WHAT TO WORK ON: From the listing below, extract each line containing the string "screenshot".

DATA SECTION:
==========
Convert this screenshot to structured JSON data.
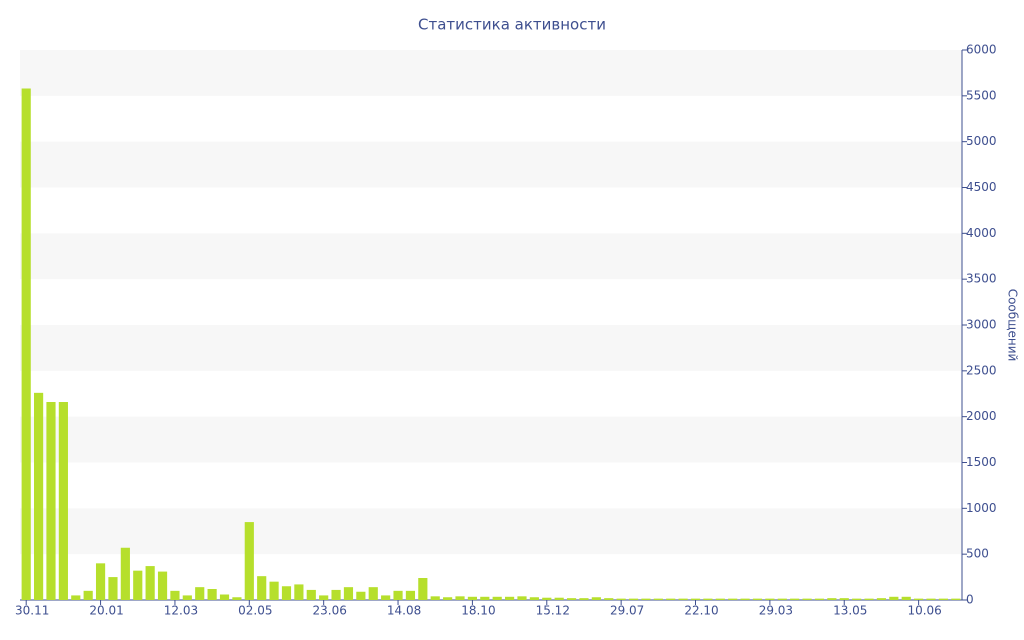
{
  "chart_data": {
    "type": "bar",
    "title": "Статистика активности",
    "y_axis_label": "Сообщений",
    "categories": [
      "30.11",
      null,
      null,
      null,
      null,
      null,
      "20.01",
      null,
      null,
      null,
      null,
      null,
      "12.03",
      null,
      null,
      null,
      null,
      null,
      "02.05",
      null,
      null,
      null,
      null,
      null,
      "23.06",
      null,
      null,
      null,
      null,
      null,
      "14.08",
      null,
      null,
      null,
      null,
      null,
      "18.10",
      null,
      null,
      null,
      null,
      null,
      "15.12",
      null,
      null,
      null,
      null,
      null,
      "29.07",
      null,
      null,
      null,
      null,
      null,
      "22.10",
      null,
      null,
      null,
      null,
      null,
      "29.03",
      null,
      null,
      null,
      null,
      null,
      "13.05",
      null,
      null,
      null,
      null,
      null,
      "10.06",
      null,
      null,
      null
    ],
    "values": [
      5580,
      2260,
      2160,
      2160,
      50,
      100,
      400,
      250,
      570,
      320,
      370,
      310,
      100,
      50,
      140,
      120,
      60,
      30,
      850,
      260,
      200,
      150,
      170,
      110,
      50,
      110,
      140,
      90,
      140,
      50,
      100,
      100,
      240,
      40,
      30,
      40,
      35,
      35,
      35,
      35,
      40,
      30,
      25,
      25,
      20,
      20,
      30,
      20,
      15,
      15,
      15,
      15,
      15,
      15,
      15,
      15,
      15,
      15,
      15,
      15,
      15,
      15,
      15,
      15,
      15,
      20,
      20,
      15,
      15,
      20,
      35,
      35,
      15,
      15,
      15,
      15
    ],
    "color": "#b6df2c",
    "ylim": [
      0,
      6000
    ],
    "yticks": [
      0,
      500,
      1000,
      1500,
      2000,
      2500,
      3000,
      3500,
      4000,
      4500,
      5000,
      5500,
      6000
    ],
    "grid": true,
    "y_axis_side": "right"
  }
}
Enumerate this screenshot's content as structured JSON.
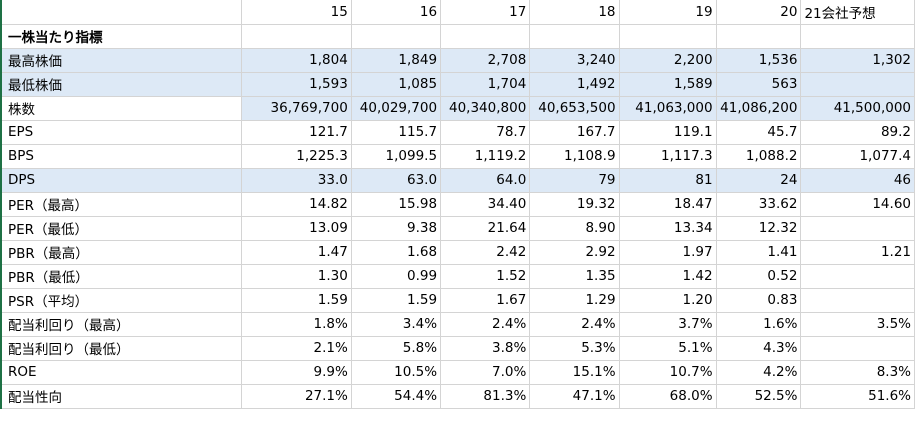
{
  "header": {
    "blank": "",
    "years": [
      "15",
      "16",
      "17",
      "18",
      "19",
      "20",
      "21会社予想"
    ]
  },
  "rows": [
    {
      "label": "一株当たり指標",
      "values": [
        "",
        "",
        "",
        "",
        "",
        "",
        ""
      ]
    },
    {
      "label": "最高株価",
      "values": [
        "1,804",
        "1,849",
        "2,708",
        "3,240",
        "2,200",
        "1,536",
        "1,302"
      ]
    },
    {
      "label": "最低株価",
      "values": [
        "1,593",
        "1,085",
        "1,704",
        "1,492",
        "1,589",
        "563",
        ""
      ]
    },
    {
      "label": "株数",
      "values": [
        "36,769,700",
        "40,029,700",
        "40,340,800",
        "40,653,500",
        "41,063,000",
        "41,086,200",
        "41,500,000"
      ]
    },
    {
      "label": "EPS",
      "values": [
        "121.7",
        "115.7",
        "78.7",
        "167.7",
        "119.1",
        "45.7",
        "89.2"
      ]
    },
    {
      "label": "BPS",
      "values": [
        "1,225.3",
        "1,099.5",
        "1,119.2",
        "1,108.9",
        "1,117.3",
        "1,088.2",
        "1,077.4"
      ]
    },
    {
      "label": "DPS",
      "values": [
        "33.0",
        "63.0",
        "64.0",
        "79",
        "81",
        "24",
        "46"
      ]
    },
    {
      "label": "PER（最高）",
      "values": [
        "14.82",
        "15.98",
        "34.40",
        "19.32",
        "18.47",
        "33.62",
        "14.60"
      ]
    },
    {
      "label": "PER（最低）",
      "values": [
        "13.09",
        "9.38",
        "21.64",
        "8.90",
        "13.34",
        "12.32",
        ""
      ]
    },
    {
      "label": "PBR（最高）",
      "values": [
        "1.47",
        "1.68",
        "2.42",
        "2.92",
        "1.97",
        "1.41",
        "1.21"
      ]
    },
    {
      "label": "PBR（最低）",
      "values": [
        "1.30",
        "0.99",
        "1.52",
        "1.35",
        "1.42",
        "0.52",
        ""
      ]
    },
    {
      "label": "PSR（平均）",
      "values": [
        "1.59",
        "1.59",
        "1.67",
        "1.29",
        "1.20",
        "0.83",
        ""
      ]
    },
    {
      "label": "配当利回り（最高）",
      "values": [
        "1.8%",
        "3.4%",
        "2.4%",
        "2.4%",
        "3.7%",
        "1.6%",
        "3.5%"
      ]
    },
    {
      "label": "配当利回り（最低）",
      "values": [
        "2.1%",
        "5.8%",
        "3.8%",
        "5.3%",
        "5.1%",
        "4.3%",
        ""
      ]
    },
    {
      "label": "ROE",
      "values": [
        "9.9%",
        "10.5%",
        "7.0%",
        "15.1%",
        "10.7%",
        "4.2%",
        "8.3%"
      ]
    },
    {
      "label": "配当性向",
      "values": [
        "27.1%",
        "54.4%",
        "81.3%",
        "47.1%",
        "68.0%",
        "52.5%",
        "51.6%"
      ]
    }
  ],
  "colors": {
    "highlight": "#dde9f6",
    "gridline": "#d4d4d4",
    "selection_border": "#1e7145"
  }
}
==========
TASK SOLUTION:
Convert this screenshot to structured JSON data.
Enumerate this screenshot's content as structured JSON.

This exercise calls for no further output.